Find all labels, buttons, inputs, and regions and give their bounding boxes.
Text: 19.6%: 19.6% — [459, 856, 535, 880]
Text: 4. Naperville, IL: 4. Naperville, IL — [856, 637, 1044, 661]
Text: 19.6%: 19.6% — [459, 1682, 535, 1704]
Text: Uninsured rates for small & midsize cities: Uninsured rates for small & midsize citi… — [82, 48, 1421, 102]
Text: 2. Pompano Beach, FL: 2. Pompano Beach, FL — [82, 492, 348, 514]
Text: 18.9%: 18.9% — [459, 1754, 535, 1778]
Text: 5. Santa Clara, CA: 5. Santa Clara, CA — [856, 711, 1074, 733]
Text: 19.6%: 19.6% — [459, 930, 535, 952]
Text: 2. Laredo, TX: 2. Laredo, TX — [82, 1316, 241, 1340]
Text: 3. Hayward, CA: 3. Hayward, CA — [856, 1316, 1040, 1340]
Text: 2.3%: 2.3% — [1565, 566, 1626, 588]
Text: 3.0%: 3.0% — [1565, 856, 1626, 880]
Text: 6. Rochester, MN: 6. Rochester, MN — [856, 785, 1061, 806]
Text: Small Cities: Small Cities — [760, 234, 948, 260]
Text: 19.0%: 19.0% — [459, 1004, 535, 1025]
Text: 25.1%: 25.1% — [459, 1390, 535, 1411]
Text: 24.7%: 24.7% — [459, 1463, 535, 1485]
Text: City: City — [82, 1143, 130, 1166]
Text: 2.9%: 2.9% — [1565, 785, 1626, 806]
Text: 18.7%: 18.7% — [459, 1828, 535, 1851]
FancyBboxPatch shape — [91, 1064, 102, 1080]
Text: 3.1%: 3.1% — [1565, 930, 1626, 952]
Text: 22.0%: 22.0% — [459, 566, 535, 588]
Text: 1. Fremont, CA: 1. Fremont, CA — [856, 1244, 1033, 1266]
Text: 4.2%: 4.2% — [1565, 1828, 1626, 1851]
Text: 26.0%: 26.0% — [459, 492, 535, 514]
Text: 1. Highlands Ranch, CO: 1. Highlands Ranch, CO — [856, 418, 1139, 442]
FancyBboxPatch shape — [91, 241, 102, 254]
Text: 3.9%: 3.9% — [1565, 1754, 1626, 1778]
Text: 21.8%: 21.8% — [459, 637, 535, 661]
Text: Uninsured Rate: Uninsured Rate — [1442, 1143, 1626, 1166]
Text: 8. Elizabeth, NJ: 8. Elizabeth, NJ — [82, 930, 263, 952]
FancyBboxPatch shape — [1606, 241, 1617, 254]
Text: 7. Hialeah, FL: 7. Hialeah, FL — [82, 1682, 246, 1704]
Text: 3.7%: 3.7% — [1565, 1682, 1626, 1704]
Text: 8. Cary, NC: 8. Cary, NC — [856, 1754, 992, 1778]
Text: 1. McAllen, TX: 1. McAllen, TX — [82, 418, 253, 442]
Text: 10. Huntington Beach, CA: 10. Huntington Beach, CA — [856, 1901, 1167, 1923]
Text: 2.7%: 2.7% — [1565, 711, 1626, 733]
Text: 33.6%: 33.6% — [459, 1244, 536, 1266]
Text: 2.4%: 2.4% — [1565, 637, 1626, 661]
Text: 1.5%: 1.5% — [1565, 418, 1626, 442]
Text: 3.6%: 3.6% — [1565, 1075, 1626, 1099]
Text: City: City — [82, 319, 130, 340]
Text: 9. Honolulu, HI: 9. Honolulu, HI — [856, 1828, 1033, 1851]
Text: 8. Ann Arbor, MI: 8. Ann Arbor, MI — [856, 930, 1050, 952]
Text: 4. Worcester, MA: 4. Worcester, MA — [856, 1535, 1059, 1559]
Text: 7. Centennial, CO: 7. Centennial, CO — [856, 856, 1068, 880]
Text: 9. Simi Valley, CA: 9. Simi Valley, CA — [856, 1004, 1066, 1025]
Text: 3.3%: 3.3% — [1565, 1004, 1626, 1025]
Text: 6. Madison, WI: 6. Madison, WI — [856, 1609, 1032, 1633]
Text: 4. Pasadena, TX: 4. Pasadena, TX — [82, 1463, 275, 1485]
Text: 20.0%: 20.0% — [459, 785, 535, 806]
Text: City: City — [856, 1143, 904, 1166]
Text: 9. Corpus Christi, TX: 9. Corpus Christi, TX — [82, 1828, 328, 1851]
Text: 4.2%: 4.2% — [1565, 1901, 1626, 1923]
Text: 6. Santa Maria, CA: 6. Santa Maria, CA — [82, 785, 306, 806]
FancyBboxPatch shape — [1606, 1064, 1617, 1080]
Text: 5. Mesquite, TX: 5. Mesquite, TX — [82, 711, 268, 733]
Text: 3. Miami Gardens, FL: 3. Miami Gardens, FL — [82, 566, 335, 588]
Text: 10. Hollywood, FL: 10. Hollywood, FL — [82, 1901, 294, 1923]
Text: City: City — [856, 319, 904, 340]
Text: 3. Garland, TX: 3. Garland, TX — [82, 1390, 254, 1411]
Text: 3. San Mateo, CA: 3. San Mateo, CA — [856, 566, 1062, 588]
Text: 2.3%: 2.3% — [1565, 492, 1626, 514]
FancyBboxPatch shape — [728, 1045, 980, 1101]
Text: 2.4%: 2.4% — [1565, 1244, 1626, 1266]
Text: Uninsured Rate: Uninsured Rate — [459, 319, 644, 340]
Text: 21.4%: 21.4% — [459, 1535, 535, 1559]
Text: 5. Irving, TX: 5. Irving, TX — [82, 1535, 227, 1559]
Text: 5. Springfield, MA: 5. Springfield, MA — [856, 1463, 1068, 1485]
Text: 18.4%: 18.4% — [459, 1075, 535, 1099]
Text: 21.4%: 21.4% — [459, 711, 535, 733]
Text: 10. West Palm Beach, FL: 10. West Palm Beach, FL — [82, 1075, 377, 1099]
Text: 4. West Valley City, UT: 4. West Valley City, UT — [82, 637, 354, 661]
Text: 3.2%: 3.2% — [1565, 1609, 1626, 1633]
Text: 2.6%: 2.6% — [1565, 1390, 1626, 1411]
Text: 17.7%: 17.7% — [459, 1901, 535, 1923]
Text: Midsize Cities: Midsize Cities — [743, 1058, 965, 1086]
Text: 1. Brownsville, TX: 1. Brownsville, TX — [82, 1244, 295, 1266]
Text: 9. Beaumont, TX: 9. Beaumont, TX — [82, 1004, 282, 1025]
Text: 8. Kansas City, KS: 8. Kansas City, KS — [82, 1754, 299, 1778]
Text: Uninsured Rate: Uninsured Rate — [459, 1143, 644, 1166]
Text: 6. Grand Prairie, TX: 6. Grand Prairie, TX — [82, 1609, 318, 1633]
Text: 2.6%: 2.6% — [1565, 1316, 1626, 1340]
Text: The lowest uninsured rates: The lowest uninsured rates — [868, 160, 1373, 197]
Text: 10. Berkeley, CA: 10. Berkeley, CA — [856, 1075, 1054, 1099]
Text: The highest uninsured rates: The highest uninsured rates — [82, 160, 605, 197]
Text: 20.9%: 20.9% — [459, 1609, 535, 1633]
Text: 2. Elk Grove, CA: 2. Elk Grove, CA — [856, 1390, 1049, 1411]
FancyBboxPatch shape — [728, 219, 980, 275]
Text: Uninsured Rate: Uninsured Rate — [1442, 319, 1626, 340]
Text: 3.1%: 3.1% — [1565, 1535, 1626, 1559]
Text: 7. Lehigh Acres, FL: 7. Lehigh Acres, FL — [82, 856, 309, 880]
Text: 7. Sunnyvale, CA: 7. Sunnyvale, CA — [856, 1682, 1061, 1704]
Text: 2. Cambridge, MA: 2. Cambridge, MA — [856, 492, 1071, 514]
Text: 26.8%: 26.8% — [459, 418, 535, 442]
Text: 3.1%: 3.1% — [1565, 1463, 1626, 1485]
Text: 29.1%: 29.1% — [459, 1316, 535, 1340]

= = = = = = =

| Task directions |
Render each line of all the rows above as a JSON list of strings, one string per line, with blank lines left out.

| Result of the task |
[
  "Find all labels, buttons, inputs, and regions and give their bounding boxes.",
  "Text: 19.6%: 19.6% — [459, 856, 535, 880]",
  "Text: 4. Naperville, IL: 4. Naperville, IL — [856, 637, 1044, 661]",
  "Text: 19.6%: 19.6% — [459, 1682, 535, 1704]",
  "Text: Uninsured rates for small & midsize cities: Uninsured rates for small & midsize citi… — [82, 48, 1421, 102]",
  "Text: 2. Pompano Beach, FL: 2. Pompano Beach, FL — [82, 492, 348, 514]",
  "Text: 18.9%: 18.9% — [459, 1754, 535, 1778]",
  "Text: 5. Santa Clara, CA: 5. Santa Clara, CA — [856, 711, 1074, 733]",
  "Text: 19.6%: 19.6% — [459, 930, 535, 952]",
  "Text: 2. Laredo, TX: 2. Laredo, TX — [82, 1316, 241, 1340]",
  "Text: 3. Hayward, CA: 3. Hayward, CA — [856, 1316, 1040, 1340]",
  "Text: 2.3%: 2.3% — [1565, 566, 1626, 588]",
  "Text: 3.0%: 3.0% — [1565, 856, 1626, 880]",
  "Text: 6. Rochester, MN: 6. Rochester, MN — [856, 785, 1061, 806]",
  "Text: Small Cities: Small Cities — [760, 234, 948, 260]",
  "Text: 19.0%: 19.0% — [459, 1004, 535, 1025]",
  "Text: 25.1%: 25.1% — [459, 1390, 535, 1411]",
  "Text: 24.7%: 24.7% — [459, 1463, 535, 1485]",
  "Text: City: City — [82, 1143, 130, 1166]",
  "Text: 2.9%: 2.9% — [1565, 785, 1626, 806]",
  "Text: 18.7%: 18.7% — [459, 1828, 535, 1851]",
  "FancyBboxPatch shape — [91, 1064, 102, 1080]",
  "Text: 3.1%: 3.1% — [1565, 930, 1626, 952]",
  "Text: 22.0%: 22.0% — [459, 566, 535, 588]",
  "Text: 1. Fremont, CA: 1. Fremont, CA — [856, 1244, 1033, 1266]",
  "Text: 4.2%: 4.2% — [1565, 1828, 1626, 1851]",
  "Text: 26.0%: 26.0% — [459, 492, 535, 514]",
  "Text: 1. Highlands Ranch, CO: 1. Highlands Ranch, CO — [856, 418, 1139, 442]",
  "FancyBboxPatch shape — [91, 241, 102, 254]",
  "Text: 3.9%: 3.9% — [1565, 1754, 1626, 1778]",
  "Text: 21.8%: 21.8% — [459, 637, 535, 661]",
  "Text: Uninsured Rate: Uninsured Rate — [1442, 1143, 1626, 1166]",
  "Text: 8. Elizabeth, NJ: 8. Elizabeth, NJ — [82, 930, 263, 952]",
  "FancyBboxPatch shape — [1606, 241, 1617, 254]",
  "Text: 7. Hialeah, FL: 7. Hialeah, FL — [82, 1682, 246, 1704]",
  "Text: 3.7%: 3.7% — [1565, 1682, 1626, 1704]",
  "Text: 8. Cary, NC: 8. Cary, NC — [856, 1754, 992, 1778]",
  "Text: 1. McAllen, TX: 1. McAllen, TX — [82, 418, 253, 442]",
  "Text: 10. Huntington Beach, CA: 10. Huntington Beach, CA — [856, 1901, 1167, 1923]",
  "Text: 2.7%: 2.7% — [1565, 711, 1626, 733]",
  "Text: 33.6%: 33.6% — [459, 1244, 536, 1266]",
  "Text: 2.4%: 2.4% — [1565, 637, 1626, 661]",
  "Text: 1.5%: 1.5% — [1565, 418, 1626, 442]",
  "Text: 3.6%: 3.6% — [1565, 1075, 1626, 1099]",
  "Text: City: City — [82, 319, 130, 340]",
  "Text: 9. Honolulu, HI: 9. Honolulu, HI — [856, 1828, 1033, 1851]",
  "Text: 8. Ann Arbor, MI: 8. Ann Arbor, MI — [856, 930, 1050, 952]",
  "Text: 4. Worcester, MA: 4. Worcester, MA — [856, 1535, 1059, 1559]",
  "Text: 7. Centennial, CO: 7. Centennial, CO — [856, 856, 1068, 880]",
  "Text: 9. Simi Valley, CA: 9. Simi Valley, CA — [856, 1004, 1066, 1025]",
  "Text: 3.3%: 3.3% — [1565, 1004, 1626, 1025]",
  "Text: 6. Madison, WI: 6. Madison, WI — [856, 1609, 1032, 1633]",
  "Text: 4. Pasadena, TX: 4. Pasadena, TX — [82, 1463, 275, 1485]",
  "Text: 20.0%: 20.0% — [459, 785, 535, 806]",
  "Text: City: City — [856, 1143, 904, 1166]",
  "Text: 9. Corpus Christi, TX: 9. Corpus Christi, TX — [82, 1828, 328, 1851]",
  "Text: 4.2%: 4.2% — [1565, 1901, 1626, 1923]",
  "Text: 6. Santa Maria, CA: 6. Santa Maria, CA — [82, 785, 306, 806]",
  "FancyBboxPatch shape — [1606, 1064, 1617, 1080]",
  "Text: 5. Mesquite, TX: 5. Mesquite, TX — [82, 711, 268, 733]",
  "Text: 3. Miami Gardens, FL: 3. Miami Gardens, FL — [82, 566, 335, 588]",
  "Text: 10. Hollywood, FL: 10. Hollywood, FL — [82, 1901, 294, 1923]",
  "Text: City: City — [856, 319, 904, 340]",
  "Text: 3. Garland, TX: 3. Garland, TX — [82, 1390, 254, 1411]",
  "Text: 3. San Mateo, CA: 3. San Mateo, CA — [856, 566, 1062, 588]",
  "Text: 2.3%: 2.3% — [1565, 492, 1626, 514]",
  "FancyBboxPatch shape — [728, 1045, 980, 1101]",
  "Text: 2.4%: 2.4% — [1565, 1244, 1626, 1266]",
  "Text: Uninsured Rate: Uninsured Rate — [459, 319, 644, 340]",
  "Text: 21.4%: 21.4% — [459, 1535, 535, 1559]",
  "Text: 5. Irving, TX: 5. Irving, TX — [82, 1535, 227, 1559]",
  "Text: 5. Springfield, MA: 5. Springfield, MA — [856, 1463, 1068, 1485]",
  "Text: 18.4%: 18.4% — [459, 1075, 535, 1099]",
  "Text: 21.4%: 21.4% — [459, 711, 535, 733]",
  "Text: 10. West Palm Beach, FL: 10. West Palm Beach, FL — [82, 1075, 377, 1099]",
  "Text: 4. West Valley City, UT: 4. West Valley City, UT — [82, 637, 354, 661]",
  "Text: 3.2%: 3.2% — [1565, 1609, 1626, 1633]",
  "Text: 2.6%: 2.6% — [1565, 1390, 1626, 1411]",
  "Text: 17.7%: 17.7% — [459, 1901, 535, 1923]",
  "Text: Midsize Cities: Midsize Cities — [743, 1058, 965, 1086]",
  "Text: 1. Brownsville, TX: 1. Brownsville, TX — [82, 1244, 295, 1266]",
  "Text: 9. Beaumont, TX: 9. Beaumont, TX — [82, 1004, 282, 1025]",
  "Text: 8. Kansas City, KS: 8. Kansas City, KS — [82, 1754, 299, 1778]",
  "Text: Uninsured Rate: Uninsured Rate — [459, 1143, 644, 1166]",
  "Text: 6. Grand Prairie, TX: 6. Grand Prairie, TX — [82, 1609, 318, 1633]",
  "Text: 2.6%: 2.6% — [1565, 1316, 1626, 1340]",
  "Text: The lowest uninsured rates: The lowest uninsured rates — [868, 160, 1373, 197]",
  "Text: 10. Berkeley, CA: 10. Berkeley, CA — [856, 1075, 1054, 1099]",
  "Text: The highest uninsured rates: The highest uninsured rates — [82, 160, 605, 197]",
  "Text: 20.9%: 20.9% — [459, 1609, 535, 1633]",
  "Text: 2. Elk Grove, CA: 2. Elk Grove, CA — [856, 1390, 1049, 1411]",
  "FancyBboxPatch shape — [728, 219, 980, 275]",
  "Text: Uninsured Rate: Uninsured Rate — [1442, 319, 1626, 340]",
  "Text: 3.1%: 3.1% — [1565, 1535, 1626, 1559]",
  "Text: 7. Lehigh Acres, FL: 7. Lehigh Acres, FL — [82, 856, 309, 880]",
  "Text: 7. Sunnyvale, CA: 7. Sunnyvale, CA — [856, 1682, 1061, 1704]",
  "Text: 2. Cambridge, MA: 2. Cambridge, MA — [856, 492, 1071, 514]",
  "Text: 26.8%: 26.8% — [459, 418, 535, 442]",
  "Text: 3.1%: 3.1% — [1565, 1463, 1626, 1485]",
  "Text: 29.1%: 29.1% — [459, 1316, 535, 1340]"
]